╭─ PROVIDED DATA
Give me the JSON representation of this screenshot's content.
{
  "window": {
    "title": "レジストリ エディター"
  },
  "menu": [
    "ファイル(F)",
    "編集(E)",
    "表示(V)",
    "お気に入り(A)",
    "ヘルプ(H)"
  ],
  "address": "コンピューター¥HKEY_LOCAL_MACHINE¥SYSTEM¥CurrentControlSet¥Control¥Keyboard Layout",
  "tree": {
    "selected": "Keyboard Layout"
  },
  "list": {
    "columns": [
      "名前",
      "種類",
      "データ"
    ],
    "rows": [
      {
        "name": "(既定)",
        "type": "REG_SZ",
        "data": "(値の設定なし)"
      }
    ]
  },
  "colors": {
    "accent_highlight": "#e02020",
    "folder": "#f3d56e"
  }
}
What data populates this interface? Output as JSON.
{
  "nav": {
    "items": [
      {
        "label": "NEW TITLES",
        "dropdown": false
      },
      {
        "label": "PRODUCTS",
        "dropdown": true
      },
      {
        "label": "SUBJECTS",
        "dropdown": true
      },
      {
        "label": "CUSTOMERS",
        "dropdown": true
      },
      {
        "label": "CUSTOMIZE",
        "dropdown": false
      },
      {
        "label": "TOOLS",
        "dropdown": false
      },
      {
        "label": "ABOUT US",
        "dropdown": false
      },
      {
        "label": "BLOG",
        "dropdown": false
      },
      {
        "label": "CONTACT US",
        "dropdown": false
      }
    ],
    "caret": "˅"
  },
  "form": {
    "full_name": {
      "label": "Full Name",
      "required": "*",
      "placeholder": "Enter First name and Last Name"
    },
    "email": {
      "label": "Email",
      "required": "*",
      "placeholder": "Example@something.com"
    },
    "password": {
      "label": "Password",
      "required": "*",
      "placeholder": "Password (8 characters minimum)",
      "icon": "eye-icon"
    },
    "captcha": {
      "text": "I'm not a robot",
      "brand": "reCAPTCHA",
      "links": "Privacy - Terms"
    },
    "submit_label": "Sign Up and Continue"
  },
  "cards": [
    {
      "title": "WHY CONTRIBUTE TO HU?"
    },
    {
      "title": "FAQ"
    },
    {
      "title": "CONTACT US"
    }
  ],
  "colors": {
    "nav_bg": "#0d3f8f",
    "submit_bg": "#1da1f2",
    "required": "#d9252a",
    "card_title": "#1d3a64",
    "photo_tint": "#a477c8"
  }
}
╰─
# PROMPT
Your answer should be one number: how many lines of the listing include the word "Layout".

# RESPONSE TO THE TASK
2